Recorded data:
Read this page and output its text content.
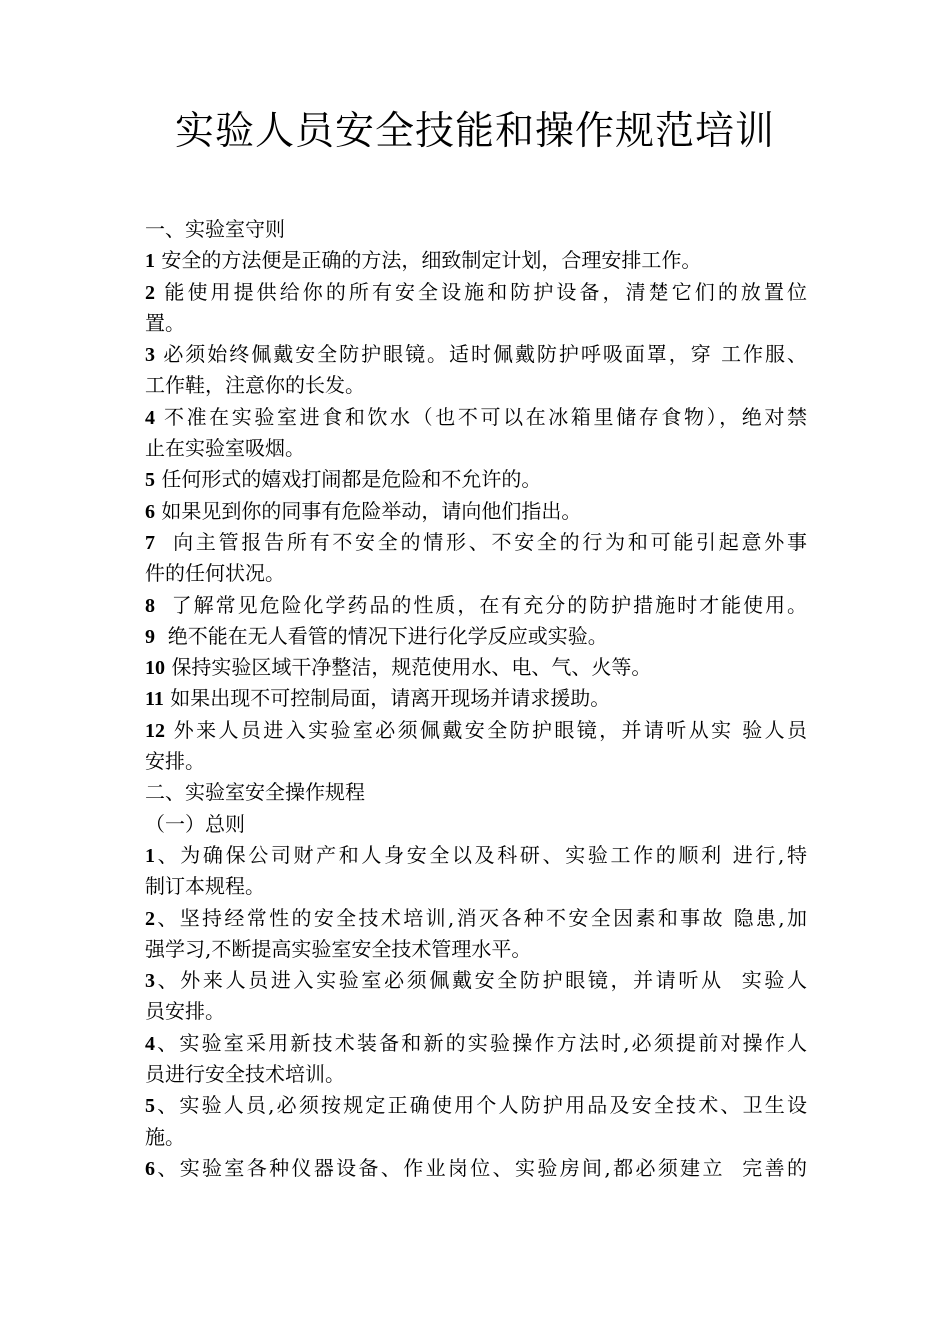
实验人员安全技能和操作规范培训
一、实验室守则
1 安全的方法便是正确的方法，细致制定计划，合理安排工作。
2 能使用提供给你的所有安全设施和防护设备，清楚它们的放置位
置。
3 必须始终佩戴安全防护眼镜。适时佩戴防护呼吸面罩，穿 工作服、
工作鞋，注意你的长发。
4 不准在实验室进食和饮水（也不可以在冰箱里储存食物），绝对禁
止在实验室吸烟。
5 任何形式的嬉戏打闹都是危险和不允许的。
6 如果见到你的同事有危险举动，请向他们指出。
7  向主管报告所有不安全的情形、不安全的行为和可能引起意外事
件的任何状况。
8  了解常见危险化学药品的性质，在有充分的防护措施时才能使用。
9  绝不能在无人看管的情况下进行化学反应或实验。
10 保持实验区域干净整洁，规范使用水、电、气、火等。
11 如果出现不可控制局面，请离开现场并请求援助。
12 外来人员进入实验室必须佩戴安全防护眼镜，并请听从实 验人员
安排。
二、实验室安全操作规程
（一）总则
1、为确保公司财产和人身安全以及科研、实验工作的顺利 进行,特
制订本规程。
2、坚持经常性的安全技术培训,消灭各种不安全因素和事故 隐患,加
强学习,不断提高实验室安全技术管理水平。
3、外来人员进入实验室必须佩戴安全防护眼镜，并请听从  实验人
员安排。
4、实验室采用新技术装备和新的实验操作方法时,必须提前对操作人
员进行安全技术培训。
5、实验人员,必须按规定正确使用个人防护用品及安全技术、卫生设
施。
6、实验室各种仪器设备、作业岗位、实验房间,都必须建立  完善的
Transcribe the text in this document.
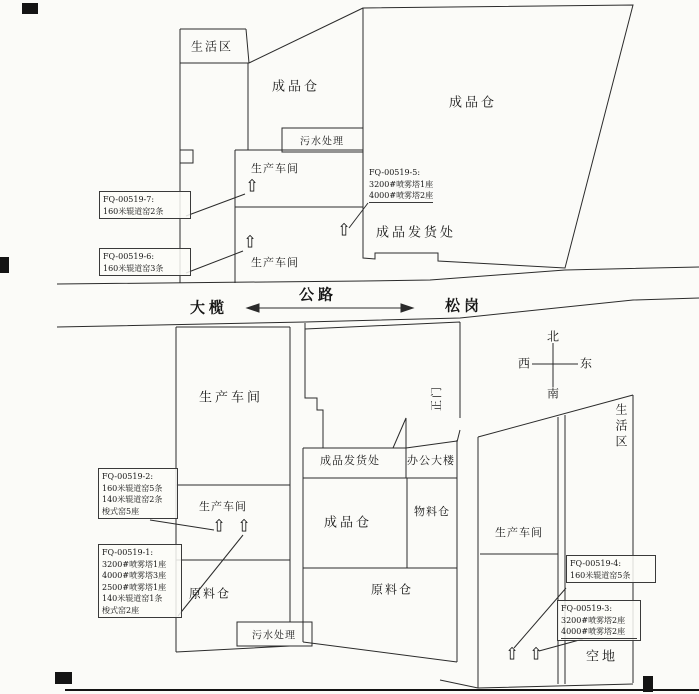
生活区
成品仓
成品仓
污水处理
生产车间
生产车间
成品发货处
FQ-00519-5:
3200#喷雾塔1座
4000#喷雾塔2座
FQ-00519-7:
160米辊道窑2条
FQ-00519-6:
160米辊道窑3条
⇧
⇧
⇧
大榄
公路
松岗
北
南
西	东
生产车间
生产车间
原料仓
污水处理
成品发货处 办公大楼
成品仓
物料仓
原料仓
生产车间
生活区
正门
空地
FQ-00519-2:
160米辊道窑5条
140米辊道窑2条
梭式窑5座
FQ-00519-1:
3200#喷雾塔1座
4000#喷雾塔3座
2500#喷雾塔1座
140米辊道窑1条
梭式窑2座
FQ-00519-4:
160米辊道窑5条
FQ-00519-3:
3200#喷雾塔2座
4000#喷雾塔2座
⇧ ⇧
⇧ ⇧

Your instructions: The pictures in the entries should be left out; output everything else exactly.

Solution below:
Read this page and output its text content.
实验人员安全技能和操作规范培训
一、实验室守则
1 安全的方法便是正确的方法，细致制定计划，合理安排工作。
2 能使用提供给你的所有安全设施和防护设备，清楚它们的放置位
置。
3 必须始终佩戴安全防护眼镜。适时佩戴防护呼吸面罩，穿 工作服、
工作鞋，注意你的长发。
4 不准在实验室进食和饮水（也不可以在冰箱里储存食物），绝对禁
止在实验室吸烟。
5 任何形式的嬉戏打闹都是危险和不允许的。
6 如果见到你的同事有危险举动，请向他们指出。
7  向主管报告所有不安全的情形、不安全的行为和可能引起意外事
件的任何状况。
8  了解常见危险化学药品的性质，在有充分的防护措施时才能使用。
9  绝不能在无人看管的情况下进行化学反应或实验。
10 保持实验区域干净整洁，规范使用水、电、气、火等。
11 如果出现不可控制局面，请离开现场并请求援助。
12 外来人员进入实验室必须佩戴安全防护眼镜，并请听从实 验人员
安排。
二、实验室安全操作规程
（一）总则
1、为确保公司财产和人身安全以及科研、实验工作的顺利 进行,特
制订本规程。
2、坚持经常性的安全技术培训,消灭各种不安全因素和事故 隐患,加
强学习,不断提高实验室安全技术管理水平。
3、外来人员进入实验室必须佩戴安全防护眼镜，并请听从  实验人
员安排。
4、实验室采用新技术装备和新的实验操作方法时,必须提前对操作人
员进行安全技术培训。
5、实验人员,必须按规定正确使用个人防护用品及安全技术、卫生设
施。
6、实验室各种仪器设备、作业岗位、实验房间,都必须建立  完善的
Transcribe the text in this document.
生活区
成品仓
成品仓
污水处理
生产车间
生产车间
成品发货处
FQ-00519-5:
3200#喷雾塔1座
4000#喷雾塔2座
FQ-00519-7:
160米辊道窑2条
FQ-00519-6:
160米辊道窑3条
⇧
⇧
⇧
大榄
公路
松岗
北
南
西	东
生产车间
生产车间
原料仓
污水处理
成品发货处 办公大楼
成品仓
物料仓
原料仓
生产车间
生活区
正门
空地
FQ-00519-2:
160米辊道窑5条
140米辊道窑2条
梭式窑5座
FQ-00519-1:
3200#喷雾塔1座
4000#喷雾塔3座
2500#喷雾塔1座
140米辊道窑1条
梭式窑2座
FQ-00519-4:
160米辊道窑5条
FQ-00519-3:
3200#喷雾塔2座
4000#喷雾塔2座
⇧ ⇧
⇧ ⇧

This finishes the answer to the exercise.